REQUIRED WORK: Everything in the listing should be restated word for word.

* START RECORD SET *

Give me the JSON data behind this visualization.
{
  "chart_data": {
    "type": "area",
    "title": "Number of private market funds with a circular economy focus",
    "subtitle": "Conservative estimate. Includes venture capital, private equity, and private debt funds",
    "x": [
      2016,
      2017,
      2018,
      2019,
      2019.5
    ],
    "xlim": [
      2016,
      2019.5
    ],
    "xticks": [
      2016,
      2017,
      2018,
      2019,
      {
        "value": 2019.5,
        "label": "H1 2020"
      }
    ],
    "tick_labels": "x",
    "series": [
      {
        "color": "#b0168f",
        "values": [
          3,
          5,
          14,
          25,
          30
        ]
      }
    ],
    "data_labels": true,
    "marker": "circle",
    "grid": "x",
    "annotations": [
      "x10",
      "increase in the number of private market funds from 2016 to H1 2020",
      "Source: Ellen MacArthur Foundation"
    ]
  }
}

* END RECORD SET *

SOLUTION TO THE EXERCISE:
Give me the JSON data behind this visualization.
{
  "chart_data": {
    "type": "area",
    "title": "Number of private market funds with a circular economy focus",
    "subtitle": "Conservative estimate. Includes venture capital, private equity, and private debt funds",
    "x": [
      2016,
      2017,
      2018,
      2019,
      2019.5
    ],
    "xlim": [
      2016,
      2019.5
    ],
    "xticks": [
      2016,
      2017,
      2018,
      2019,
      {
        "value": 2019.5,
        "label": "H1 2020"
      }
    ],
    "tick_labels": "x",
    "series": [
      {
        "color": "#b0168f",
        "values": [
          3,
          5,
          14,
          25,
          30
        ]
      }
    ],
    "data_labels": true,
    "marker": "circle",
    "grid": "x",
    "annotations": [
      "x10",
      "increase in the number of private market funds from 2016 to H1 2020",
      "Source: Ellen MacArthur Foundation"
    ]
  }
}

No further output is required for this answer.